*PROBLEM*:
Each line of the material must be repeated precisely, with the pictures left out.

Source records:
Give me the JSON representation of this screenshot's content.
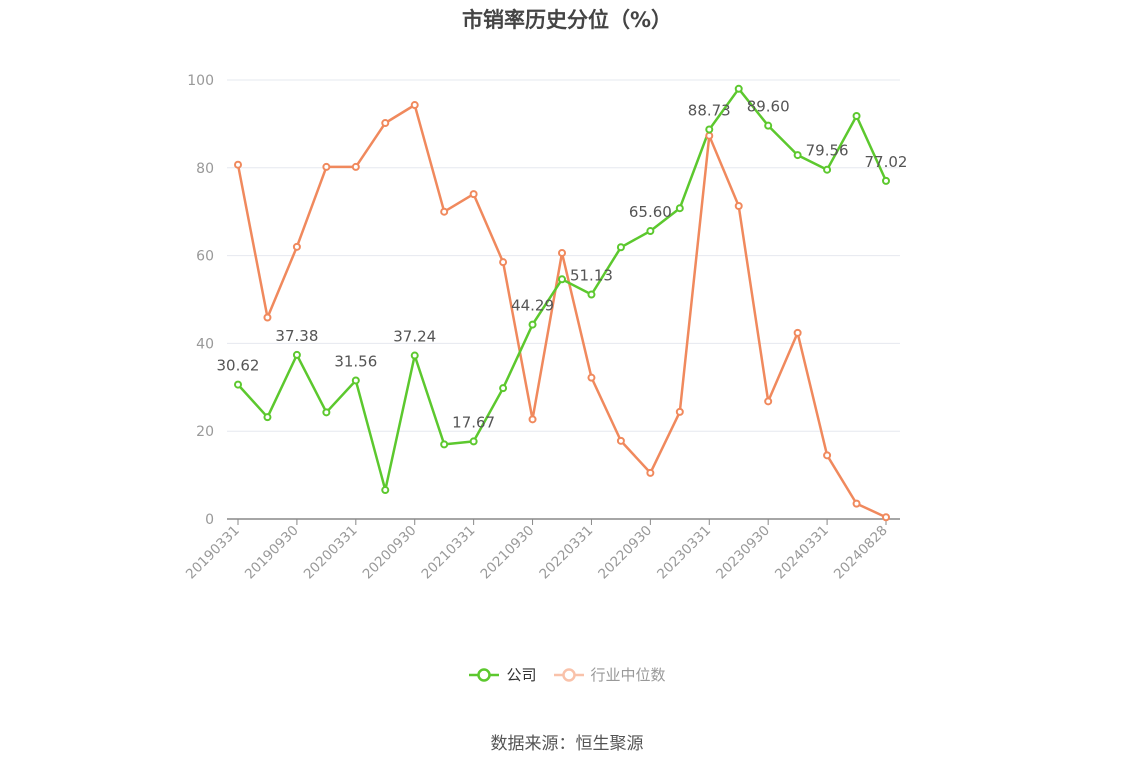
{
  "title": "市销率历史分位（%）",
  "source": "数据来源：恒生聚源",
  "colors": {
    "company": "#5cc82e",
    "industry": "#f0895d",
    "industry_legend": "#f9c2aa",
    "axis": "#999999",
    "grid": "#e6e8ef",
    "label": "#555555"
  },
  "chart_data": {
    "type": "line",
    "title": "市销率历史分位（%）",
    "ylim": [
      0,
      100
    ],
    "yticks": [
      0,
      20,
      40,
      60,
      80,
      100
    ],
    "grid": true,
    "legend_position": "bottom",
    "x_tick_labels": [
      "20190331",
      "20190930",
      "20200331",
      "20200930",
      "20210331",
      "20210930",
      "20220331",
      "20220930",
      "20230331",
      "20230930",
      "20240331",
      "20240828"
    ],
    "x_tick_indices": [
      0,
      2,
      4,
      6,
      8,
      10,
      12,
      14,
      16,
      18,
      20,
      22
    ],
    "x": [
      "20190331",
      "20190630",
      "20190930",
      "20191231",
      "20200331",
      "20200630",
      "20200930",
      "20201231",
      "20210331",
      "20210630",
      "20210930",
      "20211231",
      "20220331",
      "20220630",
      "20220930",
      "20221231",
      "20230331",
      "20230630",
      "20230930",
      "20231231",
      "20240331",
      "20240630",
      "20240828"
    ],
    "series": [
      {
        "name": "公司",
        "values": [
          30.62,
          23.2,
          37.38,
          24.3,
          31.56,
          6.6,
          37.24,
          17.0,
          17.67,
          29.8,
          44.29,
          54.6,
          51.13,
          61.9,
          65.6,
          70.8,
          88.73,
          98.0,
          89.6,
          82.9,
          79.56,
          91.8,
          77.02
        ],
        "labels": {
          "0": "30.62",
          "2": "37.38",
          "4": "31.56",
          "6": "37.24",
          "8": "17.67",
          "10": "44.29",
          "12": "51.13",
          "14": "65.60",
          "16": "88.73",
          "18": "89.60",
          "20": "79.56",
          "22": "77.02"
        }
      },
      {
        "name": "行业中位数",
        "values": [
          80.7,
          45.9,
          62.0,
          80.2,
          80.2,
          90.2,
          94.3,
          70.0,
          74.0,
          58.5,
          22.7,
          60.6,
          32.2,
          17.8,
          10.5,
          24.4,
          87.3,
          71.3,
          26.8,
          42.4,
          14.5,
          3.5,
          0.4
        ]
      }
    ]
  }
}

*TASK RESULT*:
Give me the JSON representation of this screenshot's content.
{
  "title": "市销率历史分位（%）",
  "source": "数据来源：恒生聚源",
  "colors": {
    "company": "#5cc82e",
    "industry": "#f0895d",
    "industry_legend": "#f9c2aa",
    "axis": "#999999",
    "grid": "#e6e8ef",
    "label": "#555555"
  },
  "chart_data": {
    "type": "line",
    "title": "市销率历史分位（%）",
    "ylim": [
      0,
      100
    ],
    "yticks": [
      0,
      20,
      40,
      60,
      80,
      100
    ],
    "grid": true,
    "legend_position": "bottom",
    "x_tick_labels": [
      "20190331",
      "20190930",
      "20200331",
      "20200930",
      "20210331",
      "20210930",
      "20220331",
      "20220930",
      "20230331",
      "20230930",
      "20240331",
      "20240828"
    ],
    "x_tick_indices": [
      0,
      2,
      4,
      6,
      8,
      10,
      12,
      14,
      16,
      18,
      20,
      22
    ],
    "x": [
      "20190331",
      "20190630",
      "20190930",
      "20191231",
      "20200331",
      "20200630",
      "20200930",
      "20201231",
      "20210331",
      "20210630",
      "20210930",
      "20211231",
      "20220331",
      "20220630",
      "20220930",
      "20221231",
      "20230331",
      "20230630",
      "20230930",
      "20231231",
      "20240331",
      "20240630",
      "20240828"
    ],
    "series": [
      {
        "name": "公司",
        "values": [
          30.62,
          23.2,
          37.38,
          24.3,
          31.56,
          6.6,
          37.24,
          17.0,
          17.67,
          29.8,
          44.29,
          54.6,
          51.13,
          61.9,
          65.6,
          70.8,
          88.73,
          98.0,
          89.6,
          82.9,
          79.56,
          91.8,
          77.02
        ],
        "labels": {
          "0": "30.62",
          "2": "37.38",
          "4": "31.56",
          "6": "37.24",
          "8": "17.67",
          "10": "44.29",
          "12": "51.13",
          "14": "65.60",
          "16": "88.73",
          "18": "89.60",
          "20": "79.56",
          "22": "77.02"
        }
      },
      {
        "name": "行业中位数",
        "values": [
          80.7,
          45.9,
          62.0,
          80.2,
          80.2,
          90.2,
          94.3,
          70.0,
          74.0,
          58.5,
          22.7,
          60.6,
          32.2,
          17.8,
          10.5,
          24.4,
          87.3,
          71.3,
          26.8,
          42.4,
          14.5,
          3.5,
          0.4
        ]
      }
    ]
  }
}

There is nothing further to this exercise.